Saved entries
- - - - - - -

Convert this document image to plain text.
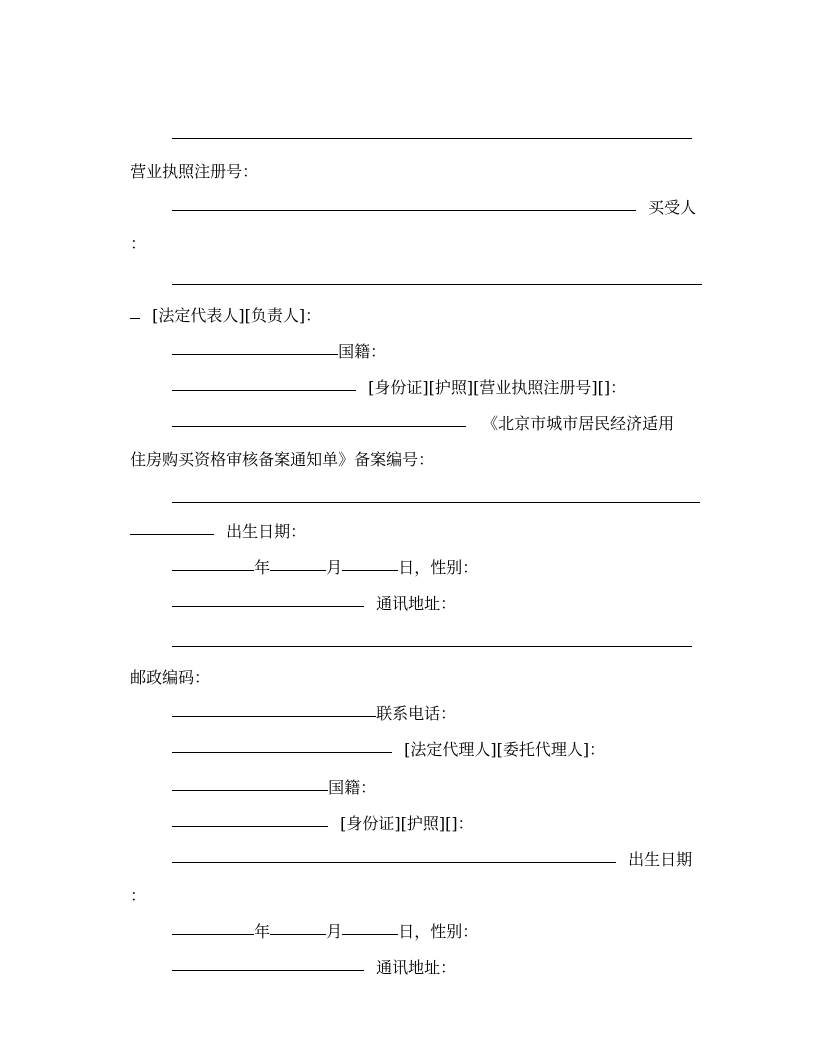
营业执照注册号：

买受人

：

[法定代表人][负责人]：

国籍：

[身份证][护照][营业执照注册号][]：

《北京市城市居民经济适用

住房购买资格审核备案通知单》备案编号：

出生日期：

年	月	日，性别：

通讯地址：

邮政编码：

联系电话：

[法定代理人][委托代理人]：

国籍：

[身份证][护照][]：

出生日期

：

年	月	日，性别：

通讯地址：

- - - - - - -

● **Exercise brief**: In your copy, leave out the pictures and reproduce the material above exactly.

● **Task output**:
Convert this document image to plain text.
营业执照注册号：

买受人

：

[法定代表人][负责人]：

国籍：

[身份证][护照][营业执照注册号][]：

《北京市城市居民经济适用

住房购买资格审核备案通知单》备案编号：

出生日期：

年	月	日，性别：

通讯地址：

邮政编码：

联系电话：

[法定代理人][委托代理人]：

国籍：

[身份证][护照][]：

出生日期

：

年	月	日，性别：

通讯地址：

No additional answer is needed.